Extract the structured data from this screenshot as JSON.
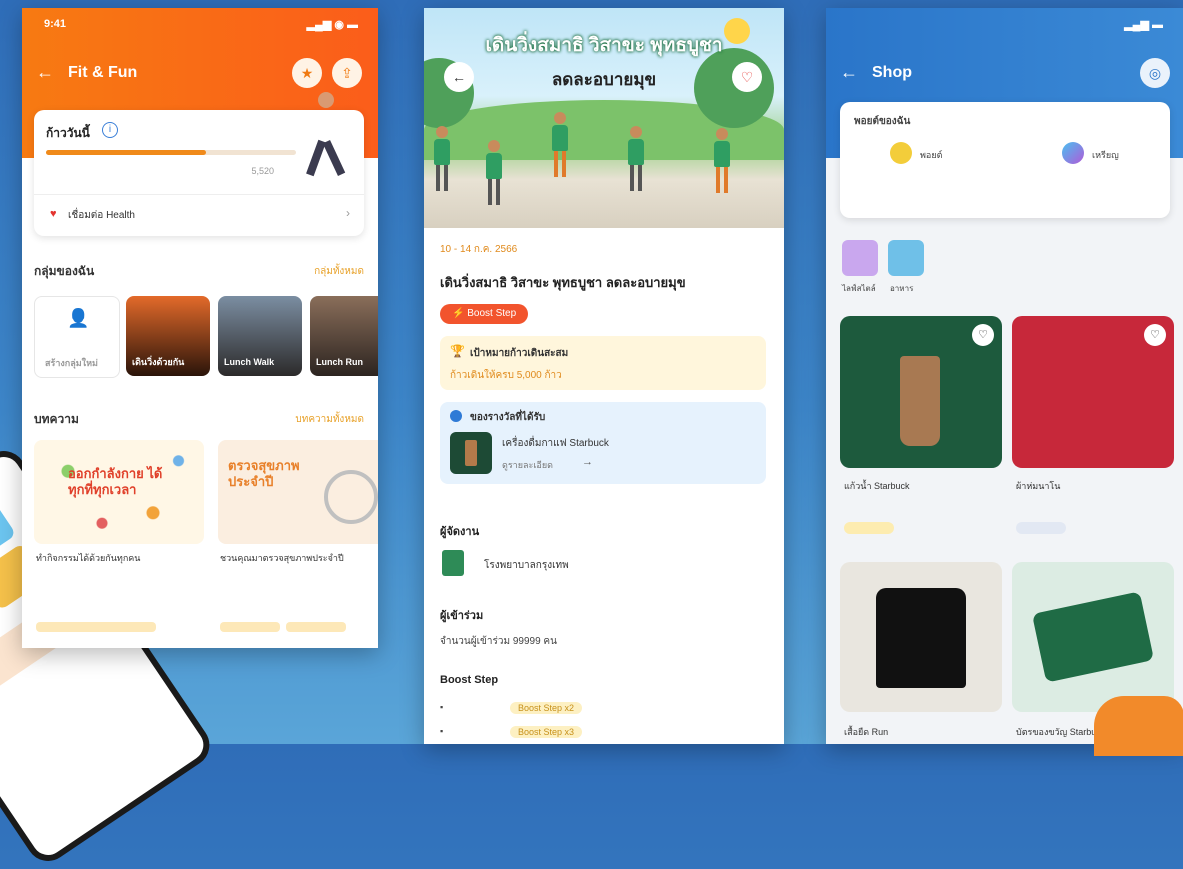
{
  "phone1": {
    "status_time": "9:41",
    "header": {
      "back_icon": "arrow-left-icon",
      "title": "Fit & Fun"
    },
    "steps_card": {
      "label": "ก้าววันนี้",
      "progress": 0.64,
      "value_right": "5,520",
      "health_link": "เชื่อมต่อ Health"
    },
    "groups": {
      "title": "กลุ่มของฉัน",
      "more": "กลุ่มทั้งหมด",
      "items": [
        "สร้างกลุ่มใหม่",
        "เดินวิ่งด้วยกัน",
        "Lunch Walk",
        "Lunch Run"
      ]
    },
    "articles": {
      "title": "บทความ",
      "more": "บทความทั้งหมด",
      "items": [
        {
          "banner": "ออกกำลังกาย ได้ทุกที่ทุกเวลา",
          "caption": "ทำกิจกรรมได้ด้วยกันทุกคน"
        },
        {
          "banner": "ตรวจสุขภาพ ประจำปี",
          "caption": "ชวนคุณมาตรวจสุขภาพประจำปี"
        }
      ]
    }
  },
  "phone2": {
    "banner_title": "เดินวิ่งสมาธิ วิสาขะ พุทธบูชา",
    "banner_subtitle": "ลดละอบายมุข",
    "date": "10 - 14 ก.ค. 2566",
    "event_title": "เดินวิ่งสมาธิ วิสาขะ พุทธบูชา ลดละอบายมุข",
    "badge": "Boost Step",
    "goal_label": "เป้าหมายก้าวเดินสะสม",
    "goal_value": "ก้าวเดินให้ครบ 5,000 ก้าว",
    "reward_label": "ของรางวัลที่ได้รับ",
    "reward_item": "เครื่องดื่มกาแฟ Starbuck",
    "reward_more": "ดูรายละเอียด",
    "organizer_label": "ผู้จัดงาน",
    "organizer": "โรงพยาบาลกรุงเทพ",
    "participants_label": "ผู้เข้าร่วม",
    "participants": "จำนวนผู้เข้าร่วม 99999 คน",
    "boost_label": "Boost Step",
    "boost_rows": [
      "Boost Step x2",
      "Boost Step x3"
    ]
  },
  "phone3": {
    "header": {
      "back_icon": "arrow-left-icon",
      "title": "Shop"
    },
    "points_card": {
      "title": "พอยต์ของฉัน",
      "left_label": "พอยต์",
      "right_label": "เหรียญ"
    },
    "categories": [
      "ไลฟ์สไตล์",
      "อาหาร"
    ],
    "products": [
      {
        "name": "แก้วน้ำ Starbuck",
        "color": "#1d5a3d"
      },
      {
        "name": "ผ้าห่มนาโน",
        "color": "#c7283a"
      },
      {
        "name": "เสื้อยืด Run",
        "color": "#e9e6df"
      },
      {
        "name": "บัตรของขวัญ Starbuck",
        "color": "#dcece3"
      }
    ]
  }
}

§

=== Your goal ===
Give all the entries again exactly, dropping each picture.

=== Solution for this problem ===
Extract the structured data from this screenshot as JSON.
{
  "phone1": {
    "status_time": "9:41",
    "header": {
      "back_icon": "arrow-left-icon",
      "title": "Fit & Fun"
    },
    "steps_card": {
      "label": "ก้าววันนี้",
      "progress": 0.64,
      "value_right": "5,520",
      "health_link": "เชื่อมต่อ Health"
    },
    "groups": {
      "title": "กลุ่มของฉัน",
      "more": "กลุ่มทั้งหมด",
      "items": [
        "สร้างกลุ่มใหม่",
        "เดินวิ่งด้วยกัน",
        "Lunch Walk",
        "Lunch Run"
      ]
    },
    "articles": {
      "title": "บทความ",
      "more": "บทความทั้งหมด",
      "items": [
        {
          "banner": "ออกกำลังกาย ได้ทุกที่ทุกเวลา",
          "caption": "ทำกิจกรรมได้ด้วยกันทุกคน"
        },
        {
          "banner": "ตรวจสุขภาพ ประจำปี",
          "caption": "ชวนคุณมาตรวจสุขภาพประจำปี"
        }
      ]
    }
  },
  "phone2": {
    "banner_title": "เดินวิ่งสมาธิ วิสาขะ พุทธบูชา",
    "banner_subtitle": "ลดละอบายมุข",
    "date": "10 - 14 ก.ค. 2566",
    "event_title": "เดินวิ่งสมาธิ วิสาขะ พุทธบูชา ลดละอบายมุข",
    "badge": "Boost Step",
    "goal_label": "เป้าหมายก้าวเดินสะสม",
    "goal_value": "ก้าวเดินให้ครบ 5,000 ก้าว",
    "reward_label": "ของรางวัลที่ได้รับ",
    "reward_item": "เครื่องดื่มกาแฟ Starbuck",
    "reward_more": "ดูรายละเอียด",
    "organizer_label": "ผู้จัดงาน",
    "organizer": "โรงพยาบาลกรุงเทพ",
    "participants_label": "ผู้เข้าร่วม",
    "participants": "จำนวนผู้เข้าร่วม 99999 คน",
    "boost_label": "Boost Step",
    "boost_rows": [
      "Boost Step x2",
      "Boost Step x3"
    ]
  },
  "phone3": {
    "header": {
      "back_icon": "arrow-left-icon",
      "title": "Shop"
    },
    "points_card": {
      "title": "พอยต์ของฉัน",
      "left_label": "พอยต์",
      "right_label": "เหรียญ"
    },
    "categories": [
      "ไลฟ์สไตล์",
      "อาหาร"
    ],
    "products": [
      {
        "name": "แก้วน้ำ Starbuck",
        "color": "#1d5a3d"
      },
      {
        "name": "ผ้าห่มนาโน",
        "color": "#c7283a"
      },
      {
        "name": "เสื้อยืด Run",
        "color": "#e9e6df"
      },
      {
        "name": "บัตรของขวัญ Starbuck",
        "color": "#dcece3"
      }
    ]
  }
}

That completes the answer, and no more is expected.